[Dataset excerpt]
##########

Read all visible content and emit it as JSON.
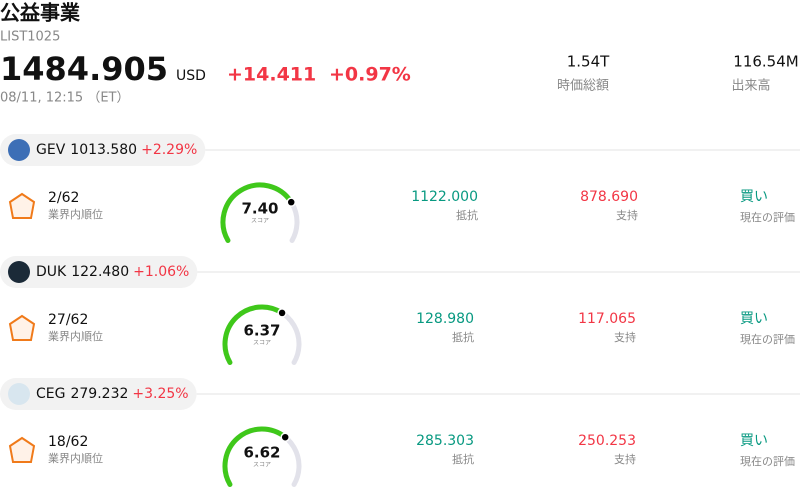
{
  "header": {
    "title": "公益事業",
    "code": "LIST1025",
    "price": "1484.905",
    "currency": "USD",
    "change": "+14.411",
    "change_percent": "+0.97%",
    "datetime": "08/11, 12:15 （ET）",
    "stats": [
      {
        "value": "1.54T",
        "label": "時価総額"
      },
      {
        "value": "116.54M",
        "label": "出来高"
      }
    ]
  },
  "stocks": [
    {
      "ticker": "GEV",
      "price": "1013.580",
      "change": "+2.29%",
      "rank": "2/62",
      "rank_label": "業界内順位",
      "score": "7.40",
      "score_label": "スコア",
      "resistance": "1122.000",
      "resistance_label": "抵抗",
      "support": "878.690",
      "support_label": "支持",
      "rating": "買い",
      "rating_label": "現在の評価"
    },
    {
      "ticker": "DUK",
      "price": "122.480",
      "change": "+1.06%",
      "rank": "27/62",
      "rank_label": "業界内順位",
      "score": "6.37",
      "score_label": "スコア",
      "resistance": "128.980",
      "resistance_label": "抵抗",
      "support": "117.065",
      "support_label": "支持",
      "rating": "買い",
      "rating_label": "現在の評価"
    },
    {
      "ticker": "CEG",
      "price": "279.232",
      "change": "+3.25%",
      "rank": "18/62",
      "rank_label": "業界内順位",
      "score": "6.62",
      "score_label": "スコア",
      "resistance": "285.303",
      "resistance_label": "抵抗",
      "support": "250.253",
      "support_label": "支持",
      "rating": "買い",
      "rating_label": "現在の評価"
    }
  ]
}
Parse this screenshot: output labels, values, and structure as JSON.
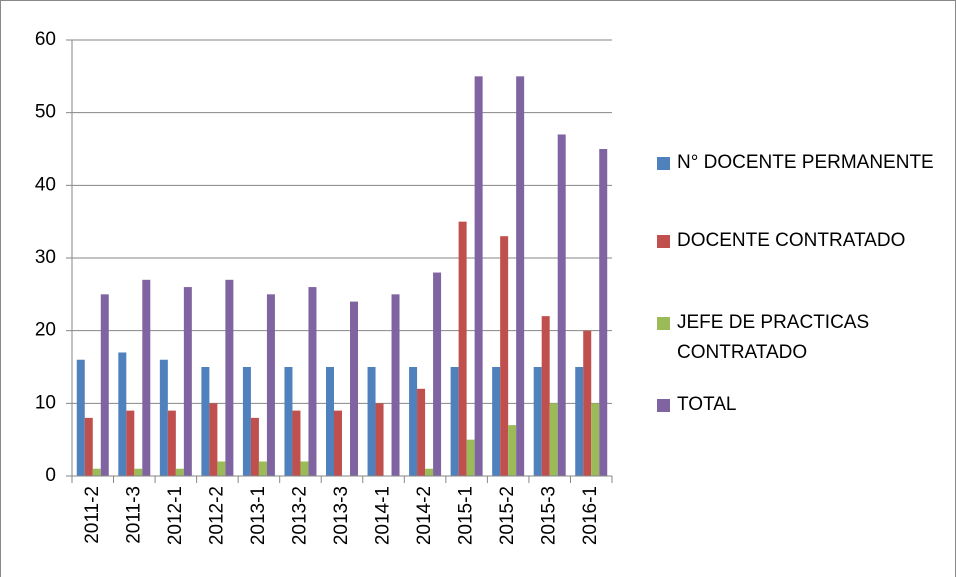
{
  "chart_data": {
    "type": "bar",
    "categories": [
      "2011-2",
      "2011-3",
      "2012-1",
      "2012-2",
      "2013-1",
      "2013-2",
      "2013-3",
      "2014-1",
      "2014-2",
      "2015-1",
      "2015-2",
      "2015-3",
      "2016-1"
    ],
    "series": [
      {
        "name": "N° DOCENTE PERMANENTE",
        "color": "#4f81bd",
        "values": [
          16,
          17,
          16,
          15,
          15,
          15,
          15,
          15,
          15,
          15,
          15,
          15,
          15
        ]
      },
      {
        "name": "DOCENTE CONTRATADO",
        "color": "#c0504d",
        "values": [
          8,
          9,
          9,
          10,
          8,
          9,
          9,
          10,
          12,
          35,
          33,
          22,
          20
        ]
      },
      {
        "name": "JEFE DE PRACTICAS CONTRATADO",
        "color": "#9bbb59",
        "values": [
          1,
          1,
          1,
          2,
          2,
          2,
          0,
          0,
          1,
          5,
          7,
          10,
          10
        ]
      },
      {
        "name": "TOTAL",
        "color": "#8064a2",
        "values": [
          25,
          27,
          26,
          27,
          25,
          26,
          24,
          25,
          28,
          55,
          55,
          47,
          45
        ]
      }
    ],
    "ylim": [
      0,
      60
    ],
    "yticks": [
      0,
      10,
      20,
      30,
      40,
      50,
      60
    ],
    "grid": true,
    "legend": "right"
  }
}
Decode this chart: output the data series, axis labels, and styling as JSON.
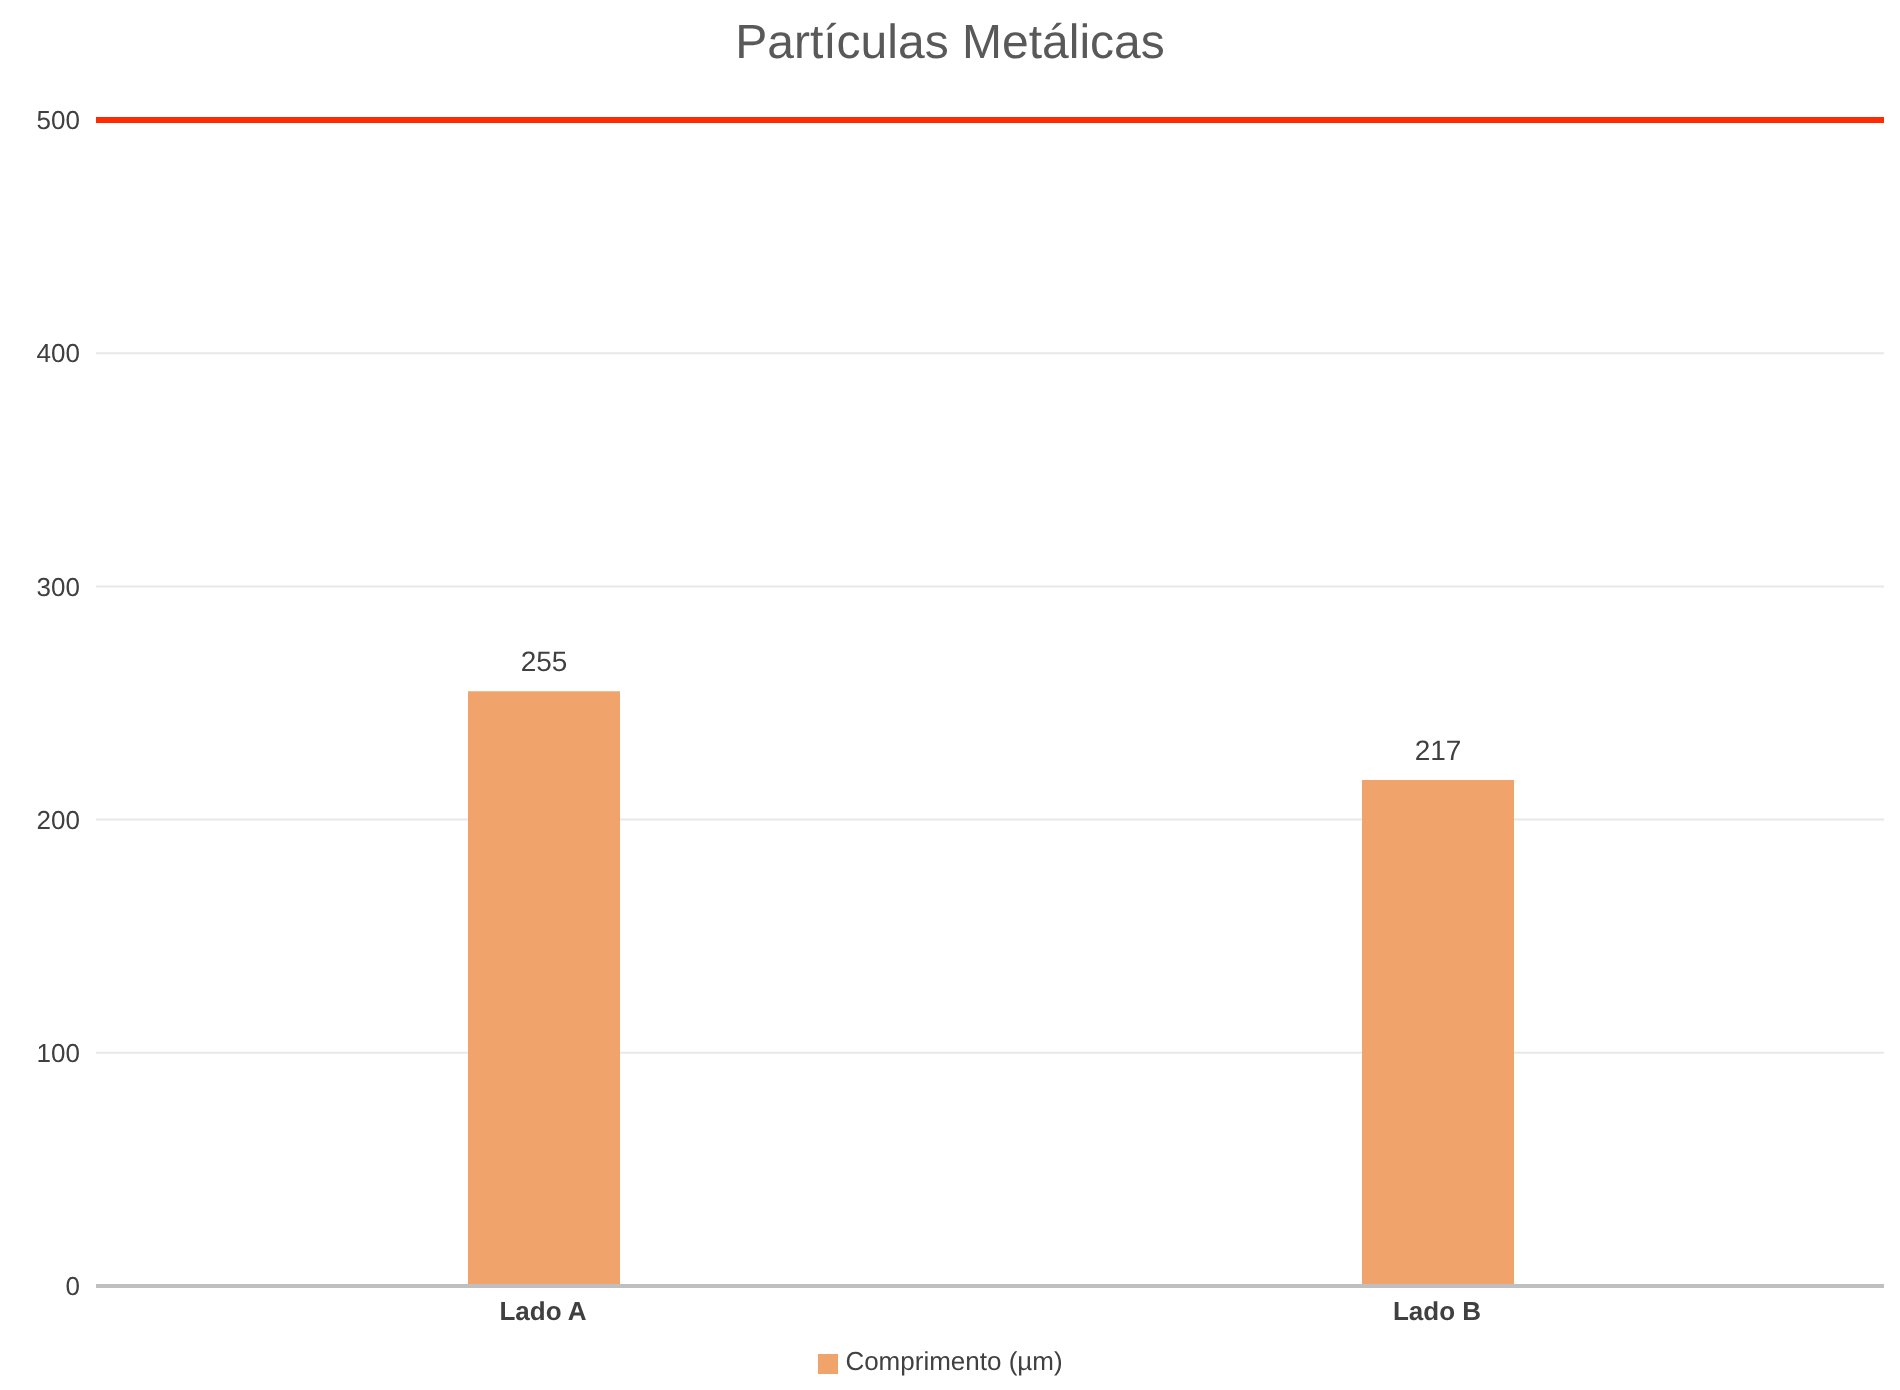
{
  "chart_data": {
    "type": "bar",
    "title": "Partículas Metálicas",
    "categories": [
      "Lado A",
      "Lado B"
    ],
    "series": [
      {
        "name": "Comprimento (µm)",
        "color": "#f0a46c",
        "values": [
          255,
          217
        ]
      }
    ],
    "ylim": [
      0,
      500
    ],
    "yticks": [
      0,
      100,
      200,
      300,
      400,
      500
    ],
    "grid": "y",
    "legend": "bottom",
    "data_labels": true,
    "ref_lines": [
      {
        "axis": "y",
        "value": 500,
        "color": "#ff2a00"
      }
    ]
  }
}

##########

SHORT EXERCISE: Repeat every record precisely. Any picture among them stays out of the copy.

RESULT OF THIS TASK:
Read all visible content and emit it as JSON.
{
  "header": {
    "title": "公益事業",
    "code": "LIST1025",
    "price": "1484.905",
    "currency": "USD",
    "change": "+14.411",
    "change_percent": "+0.97%",
    "datetime": "08/11, 12:15 （ET）",
    "stats": [
      {
        "value": "1.54T",
        "label": "時価総額"
      },
      {
        "value": "116.54M",
        "label": "出来高"
      }
    ]
  },
  "stocks": [
    {
      "ticker": "GEV",
      "price": "1013.580",
      "change": "+2.29%",
      "rank": "2/62",
      "rank_label": "業界内順位",
      "score": "7.40",
      "score_label": "スコア",
      "resistance": "1122.000",
      "resistance_label": "抵抗",
      "support": "878.690",
      "support_label": "支持",
      "rating": "買い",
      "rating_label": "現在の評価"
    },
    {
      "ticker": "DUK",
      "price": "122.480",
      "change": "+1.06%",
      "rank": "27/62",
      "rank_label": "業界内順位",
      "score": "6.37",
      "score_label": "スコア",
      "resistance": "128.980",
      "resistance_label": "抵抗",
      "support": "117.065",
      "support_label": "支持",
      "rating": "買い",
      "rating_label": "現在の評価"
    },
    {
      "ticker": "CEG",
      "price": "279.232",
      "change": "+3.25%",
      "rank": "18/62",
      "rank_label": "業界内順位",
      "score": "6.62",
      "score_label": "スコア",
      "resistance": "285.303",
      "resistance_label": "抵抗",
      "support": "250.253",
      "support_label": "支持",
      "rating": "買い",
      "rating_label": "現在の評価"
    }
  ]
}
Parse this screenshot: output labels, values, and structure as JSON.
{
  "chart_data": {
    "type": "bar",
    "categories": [
      "2011-2",
      "2011-3",
      "2012-1",
      "2012-2",
      "2013-1",
      "2013-2",
      "2013-3",
      "2014-1",
      "2014-2",
      "2015-1",
      "2015-2",
      "2015-3",
      "2016-1"
    ],
    "series": [
      {
        "name": "N° DOCENTE PERMANENTE",
        "color": "#4f81bd",
        "values": [
          16,
          17,
          16,
          15,
          15,
          15,
          15,
          15,
          15,
          15,
          15,
          15,
          15
        ]
      },
      {
        "name": "DOCENTE CONTRATADO",
        "color": "#c0504d",
        "values": [
          8,
          9,
          9,
          10,
          8,
          9,
          9,
          10,
          12,
          35,
          33,
          22,
          20
        ]
      },
      {
        "name": "JEFE DE PRACTICAS CONTRATADO",
        "color": "#9bbb59",
        "values": [
          1,
          1,
          1,
          2,
          2,
          2,
          0,
          0,
          1,
          5,
          7,
          10,
          10
        ]
      },
      {
        "name": "TOTAL",
        "color": "#8064a2",
        "values": [
          25,
          27,
          26,
          27,
          25,
          26,
          24,
          25,
          28,
          55,
          55,
          47,
          45
        ]
      }
    ],
    "ylim": [
      0,
      60
    ],
    "yticks": [
      0,
      10,
      20,
      30,
      40,
      50,
      60
    ],
    "grid": true,
    "legend": "right"
  }
}
Decode this chart: output the data series, axis labels, and styling as JSON.
{
  "chart_data": {
    "type": "bar",
    "title": "Partículas Metálicas",
    "categories": [
      "Lado A",
      "Lado B"
    ],
    "series": [
      {
        "name": "Comprimento (µm)",
        "color": "#f0a46c",
        "values": [
          255,
          217
        ]
      }
    ],
    "ylim": [
      0,
      500
    ],
    "yticks": [
      0,
      100,
      200,
      300,
      400,
      500
    ],
    "grid": "y",
    "legend": "bottom",
    "data_labels": true,
    "ref_lines": [
      {
        "axis": "y",
        "value": 500,
        "color": "#ff2a00"
      }
    ]
  }
}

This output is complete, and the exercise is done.